Directions for this task: Quote every line as given.

— Start of Material —

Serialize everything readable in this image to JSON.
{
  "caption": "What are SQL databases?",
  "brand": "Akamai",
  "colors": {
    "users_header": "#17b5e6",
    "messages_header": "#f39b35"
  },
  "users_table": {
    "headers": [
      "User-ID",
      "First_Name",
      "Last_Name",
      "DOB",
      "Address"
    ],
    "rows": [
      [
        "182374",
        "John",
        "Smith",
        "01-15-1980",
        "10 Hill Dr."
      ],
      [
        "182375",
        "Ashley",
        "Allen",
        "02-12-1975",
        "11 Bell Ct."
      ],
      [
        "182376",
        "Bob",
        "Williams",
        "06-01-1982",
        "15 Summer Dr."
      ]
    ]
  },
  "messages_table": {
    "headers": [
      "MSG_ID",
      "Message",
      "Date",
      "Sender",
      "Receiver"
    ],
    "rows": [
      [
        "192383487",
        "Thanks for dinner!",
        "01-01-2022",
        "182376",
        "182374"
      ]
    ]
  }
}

— End of Material —

Task response:
Serialize everything readable in this image to JSON.
{
  "caption": "What are SQL databases?",
  "brand": "Akamai",
  "colors": {
    "users_header": "#17b5e6",
    "messages_header": "#f39b35"
  },
  "users_table": {
    "headers": [
      "User-ID",
      "First_Name",
      "Last_Name",
      "DOB",
      "Address"
    ],
    "rows": [
      [
        "182374",
        "John",
        "Smith",
        "01-15-1980",
        "10 Hill Dr."
      ],
      [
        "182375",
        "Ashley",
        "Allen",
        "02-12-1975",
        "11 Bell Ct."
      ],
      [
        "182376",
        "Bob",
        "Williams",
        "06-01-1982",
        "15 Summer Dr."
      ]
    ]
  },
  "messages_table": {
    "headers": [
      "MSG_ID",
      "Message",
      "Date",
      "Sender",
      "Receiver"
    ],
    "rows": [
      [
        "192383487",
        "Thanks for dinner!",
        "01-01-2022",
        "182376",
        "182374"
      ]
    ]
  }
}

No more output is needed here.